(Data items)
============================================================
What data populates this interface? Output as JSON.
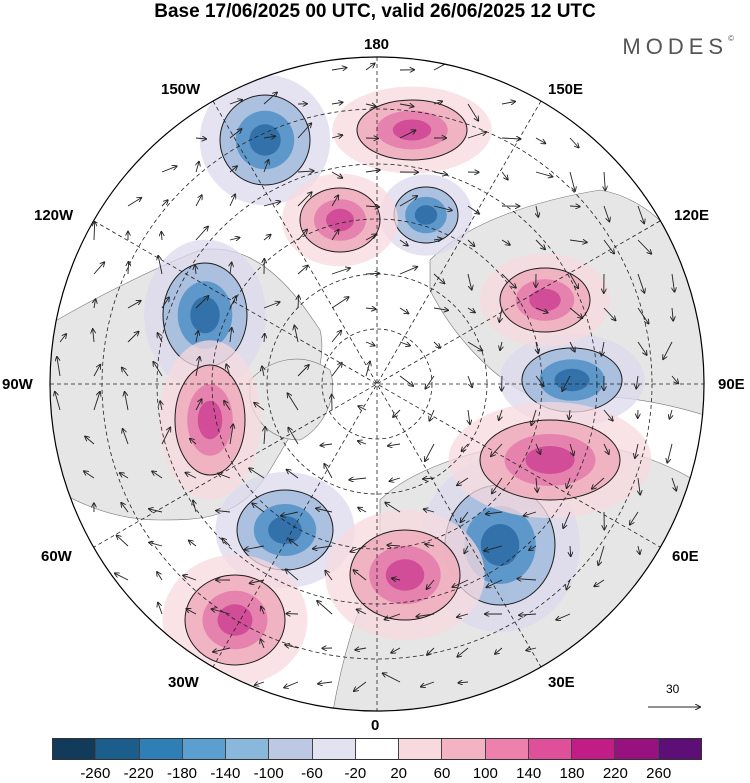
{
  "title": "Base 17/06/2025 00 UTC, valid 26/06/2025 12 UTC",
  "brand": "MODES",
  "brand_mark": "©",
  "longitude_labels": {
    "top": "180",
    "bottom": "0",
    "left": "90W",
    "right": "90E",
    "upper_left_1": "150W",
    "upper_left_2": "120W",
    "lower_left_1": "60W",
    "lower_left_2": "30W",
    "upper_right_1": "150E",
    "upper_right_2": "120E",
    "lower_right_1": "60E",
    "lower_right_2": "30E"
  },
  "vector_scale_label": "30",
  "colorbar": {
    "colors": [
      "#123b5b",
      "#1b5e8c",
      "#2f7fb6",
      "#5a9fcf",
      "#8ab7dc",
      "#bcc8e4",
      "#e3e2f1",
      "#ffffff",
      "#f8d9dd",
      "#f4b3c2",
      "#ed80ad",
      "#df4f9a",
      "#c21d86",
      "#97117f",
      "#5e0f77"
    ],
    "tick_labels": [
      "-260",
      "-220",
      "-180",
      "-140",
      "-100",
      "-60",
      "-20",
      "20",
      "60",
      "100",
      "140",
      "180",
      "220",
      "260"
    ]
  },
  "anomaly_colors": {
    "neg_weak": "#dcd9ec",
    "neg_mid": "#a9bfdf",
    "neg_strong": "#5a95c8",
    "neg_core": "#2f6fa6",
    "pos_weak": "#f7dadf",
    "pos_mid": "#f0b1c1",
    "pos_strong": "#e47fad",
    "pos_core": "#d04a97"
  }
}
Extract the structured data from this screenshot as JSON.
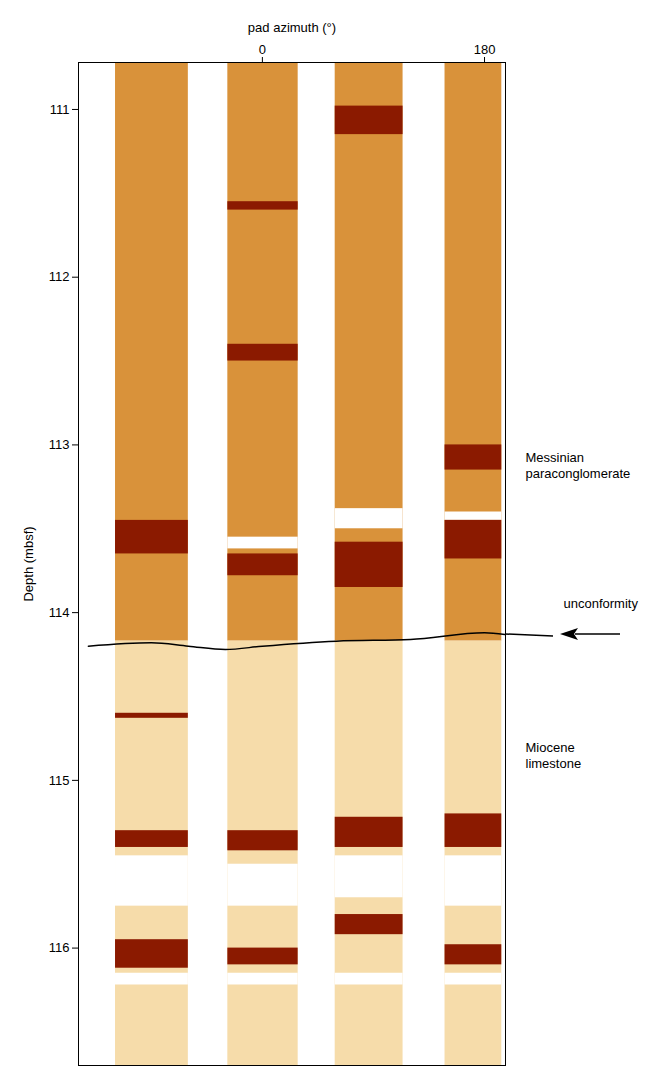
{
  "chart_data": {
    "type": "image_log",
    "xlabel": "pad azimuth (°)",
    "ylabel": "Depth (mbsf)",
    "xlim": [
      -149,
      197
    ],
    "xticks": [
      0,
      180
    ],
    "ylim": [
      110.72,
      116.7
    ],
    "yticks": [
      111,
      112,
      113,
      114,
      115,
      116
    ],
    "pads": [
      [
        -119,
        -60
      ],
      [
        -28,
        29
      ],
      [
        59,
        114
      ],
      [
        148,
        194
      ]
    ],
    "units": [
      {
        "name": "Messinian paraconglomerate",
        "top": 110.72,
        "bottom": 114.17,
        "color": "#d9923a",
        "label_depth": 113.12
      },
      {
        "name": "Miocene limestone",
        "top": 114.17,
        "bottom": 116.7,
        "color": "#f6dcaa",
        "label_depth": 114.85
      }
    ],
    "color": "#8b1a00",
    "dark_bands": [
      {
        "pad": 1,
        "top": 113.45,
        "bottom": 113.65
      },
      {
        "pad": 1,
        "top": 114.6,
        "bottom": 114.63
      },
      {
        "pad": 1,
        "top": 115.3,
        "bottom": 115.4
      },
      {
        "pad": 1,
        "top": 115.95,
        "bottom": 116.12
      },
      {
        "pad": 2,
        "top": 111.55,
        "bottom": 111.6
      },
      {
        "pad": 2,
        "top": 112.4,
        "bottom": 112.5
      },
      {
        "pad": 2,
        "top": 113.65,
        "bottom": 113.78
      },
      {
        "pad": 2,
        "top": 115.3,
        "bottom": 115.42
      },
      {
        "pad": 2,
        "top": 116.0,
        "bottom": 116.1
      },
      {
        "pad": 3,
        "top": 110.98,
        "bottom": 111.15
      },
      {
        "pad": 3,
        "top": 113.58,
        "bottom": 113.85
      },
      {
        "pad": 3,
        "top": 115.22,
        "bottom": 115.4
      },
      {
        "pad": 3,
        "top": 115.8,
        "bottom": 115.92
      },
      {
        "pad": 4,
        "top": 113.0,
        "bottom": 113.15
      },
      {
        "pad": 4,
        "top": 113.45,
        "bottom": 113.68
      },
      {
        "pad": 4,
        "top": 115.2,
        "bottom": 115.4
      },
      {
        "pad": 4,
        "top": 115.98,
        "bottom": 116.1
      }
    ],
    "light_bands": [
      {
        "pad": 2,
        "top": 113.55,
        "bottom": 113.62
      },
      {
        "pad": 3,
        "top": 113.38,
        "bottom": 113.5
      },
      {
        "pad": 4,
        "top": 113.4,
        "bottom": 113.45
      },
      {
        "pad": 1,
        "top": 115.45,
        "bottom": 115.75
      },
      {
        "pad": 2,
        "top": 115.5,
        "bottom": 115.75
      },
      {
        "pad": 3,
        "top": 115.45,
        "bottom": 115.7
      },
      {
        "pad": 4,
        "top": 115.45,
        "bottom": 115.75
      },
      {
        "pad": 1,
        "top": 116.15,
        "bottom": 116.22
      },
      {
        "pad": 2,
        "top": 116.15,
        "bottom": 116.22
      },
      {
        "pad": 3,
        "top": 116.15,
        "bottom": 116.22
      },
      {
        "pad": 4,
        "top": 116.15,
        "bottom": 116.22
      }
    ],
    "unconformity": {
      "label": "unconformity",
      "label_depth": 113.95,
      "x": [
        -141,
        -90,
        -60,
        -30,
        0,
        60,
        120,
        180,
        197
      ],
      "depth": [
        114.2,
        114.18,
        114.2,
        114.22,
        114.2,
        114.17,
        114.16,
        114.12,
        114.13
      ]
    }
  }
}
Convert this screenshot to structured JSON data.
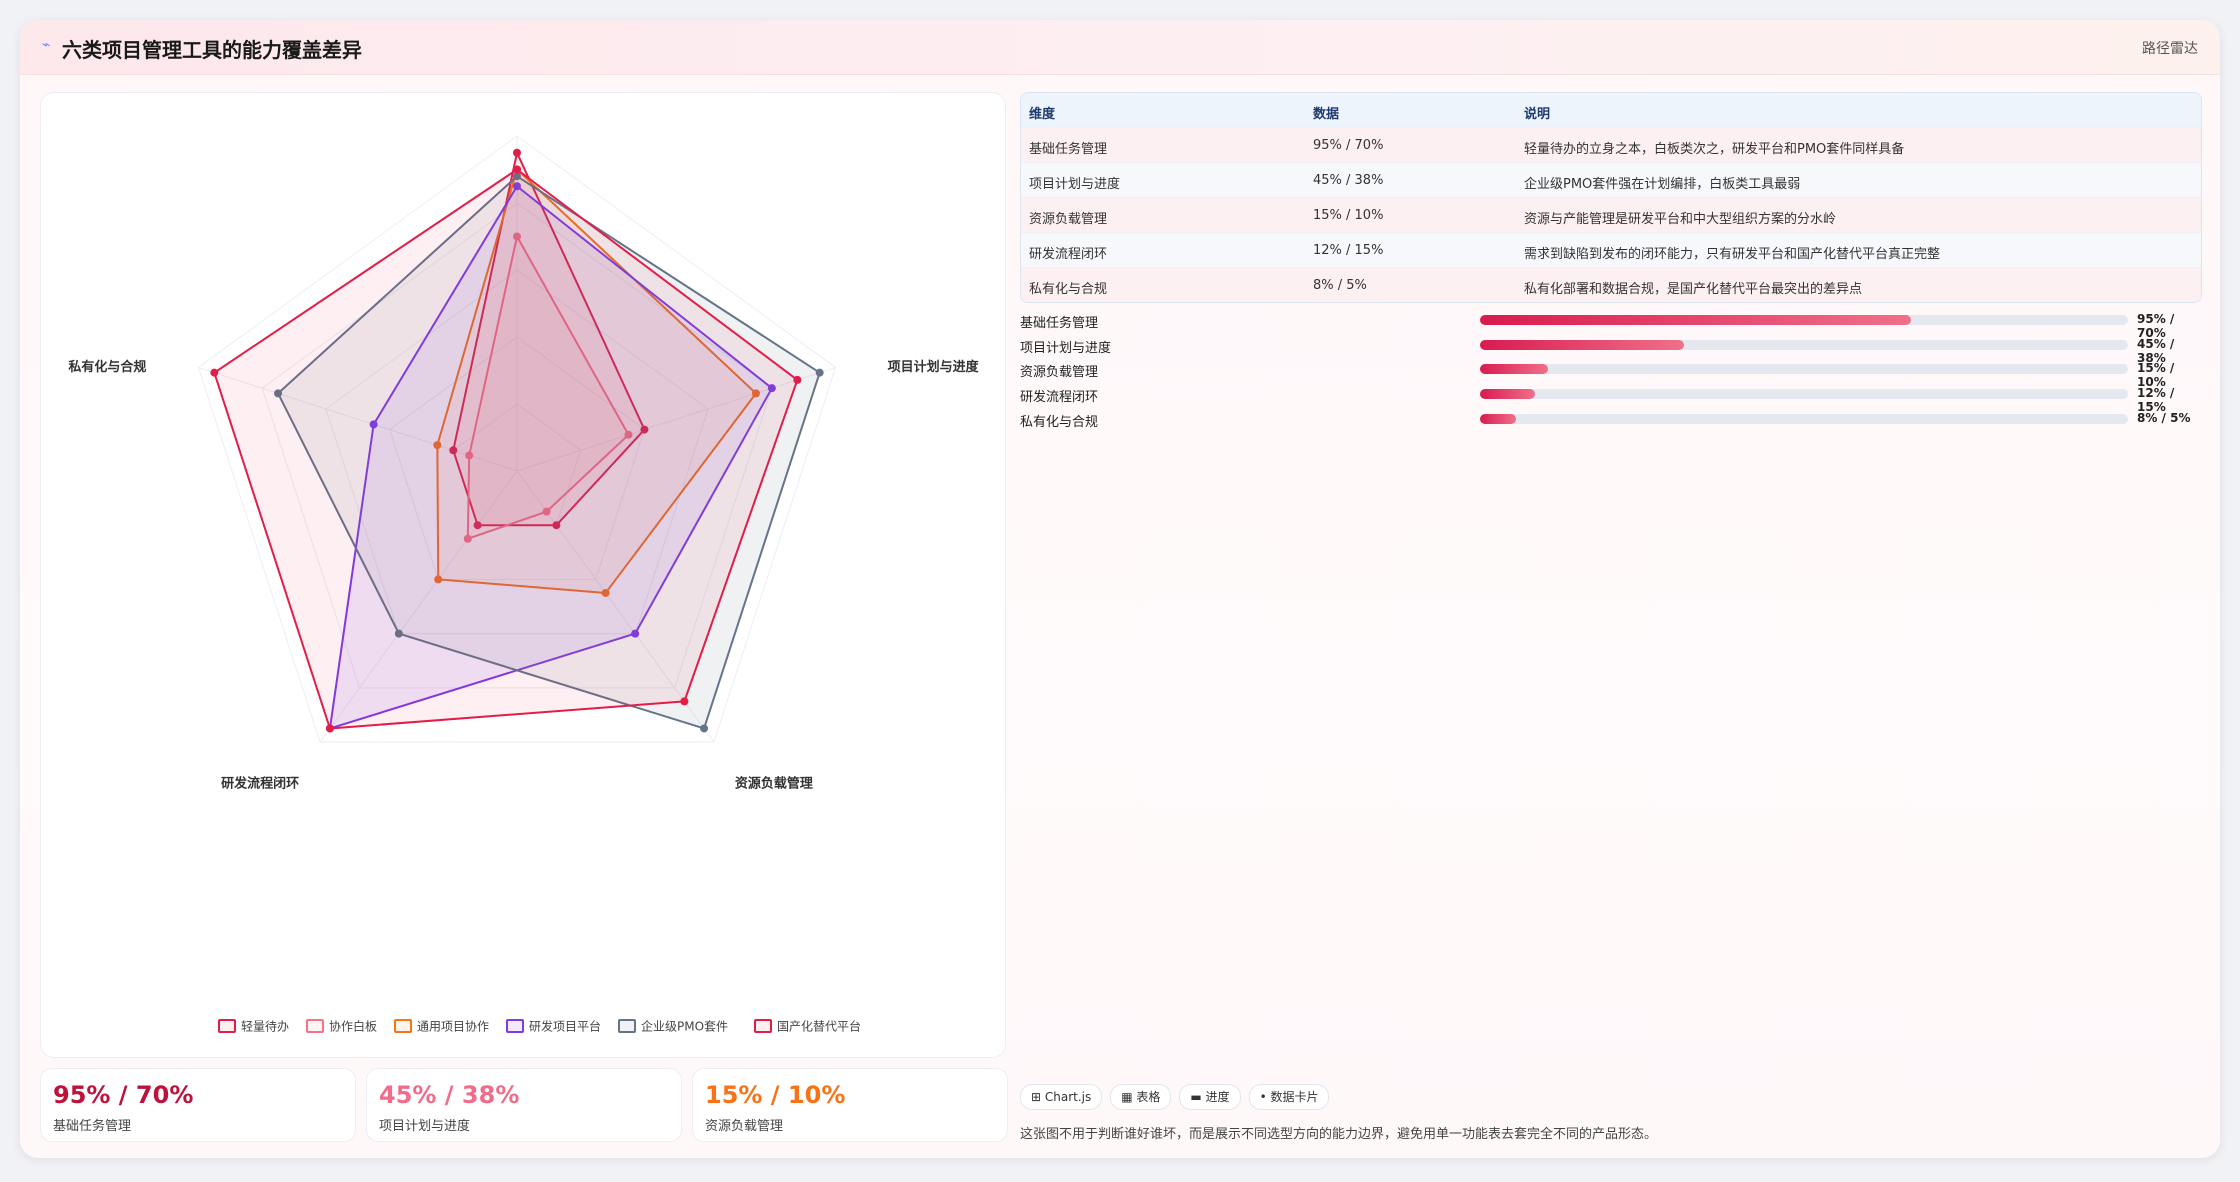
{
  "header": {
    "logo": "⌁",
    "title": "六类项目管理工具的能力覆盖差异",
    "tag": "路径雷达"
  },
  "chart_data": {
    "type": "radar",
    "axes": [
      "基础任务管理",
      "项目计划与进度",
      "资源负载管理",
      "研发流程闭环",
      "私有化与合规"
    ],
    "rmax": 100,
    "series": [
      {
        "name": "轻量待办",
        "color": "#e11d48",
        "fill": "rgba(225,29,72,0.07)",
        "values": [
          95,
          40,
          20,
          20,
          20
        ]
      },
      {
        "name": "协作白板",
        "color": "#fb7185",
        "fill": "rgba(251,113,133,0.07)",
        "values": [
          70,
          35,
          15,
          25,
          15
        ]
      },
      {
        "name": "通用项目协作",
        "color": "#f97316",
        "fill": "rgba(249,115,22,0.07)",
        "values": [
          90,
          75,
          45,
          40,
          25
        ]
      },
      {
        "name": "研发项目平台",
        "color": "#7c3aed",
        "fill": "rgba(124,58,237,0.10)",
        "values": [
          85,
          80,
          60,
          95,
          45
        ]
      },
      {
        "name": "企业级PMO套件",
        "color": "#64748b",
        "fill": "rgba(100,116,139,0.10)",
        "values": [
          88,
          95,
          95,
          60,
          75
        ]
      },
      {
        "name": "国产化替代平台",
        "color": "#e11d48",
        "fill": "rgba(225,29,72,0.07)",
        "values": [
          90,
          88,
          85,
          95,
          95
        ]
      }
    ]
  },
  "table": {
    "headers": [
      "维度",
      "数据",
      "说明"
    ],
    "rows": [
      [
        "基础任务管理",
        "95% / 70%",
        "轻量待办的立身之本，白板类次之，研发平台和PMO套件同样具备"
      ],
      [
        "项目计划与进度",
        "45% / 38%",
        "企业级PMO套件强在计划编排，白板类工具最弱"
      ],
      [
        "资源负载管理",
        "15% / 10%",
        "资源与产能管理是研发平台和中大型组织方案的分水岭"
      ],
      [
        "研发流程闭环",
        "12% / 15%",
        "需求到缺陷到发布的闭环能力，只有研发平台和国产化替代平台真正完整"
      ],
      [
        "私有化与合规",
        "8% / 5%",
        "私有化部署和数据合规，是国产化替代平台最突出的差异点"
      ]
    ]
  },
  "progress": [
    {
      "label": "基础任务管理",
      "value": "95% / 70%",
      "fraction": 0.665
    },
    {
      "label": "项目计划与进度",
      "value": "45% / 38%",
      "fraction": 0.315
    },
    {
      "label": "资源负载管理",
      "value": "15% / 10%",
      "fraction": 0.105
    },
    {
      "label": "研发流程闭环",
      "value": "12% / 15%",
      "fraction": 0.085
    },
    {
      "label": "私有化与合规",
      "value": "8% / 5%",
      "fraction": 0.056
    }
  ],
  "stats": [
    {
      "value": "95% / 70%",
      "label": "基础任务管理",
      "color": "#be123c"
    },
    {
      "value": "45% / 38%",
      "label": "项目计划与进度",
      "color": "#f06d8a"
    },
    {
      "value": "15% / 10%",
      "label": "资源负载管理",
      "color": "#f97316"
    }
  ],
  "chips": [
    "⊞ Chart.js",
    "▦ 表格",
    "▬ 进度",
    "• 数据卡片"
  ],
  "note": "这张图不用于判断谁好谁坏，而是展示不同选型方向的能力边界，避免用单一功能表去套完全不同的产品形态。"
}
============================================================
Stated task
Looking at the records above, work out how many lines include the word "this", then give that number by itself.

Solution
3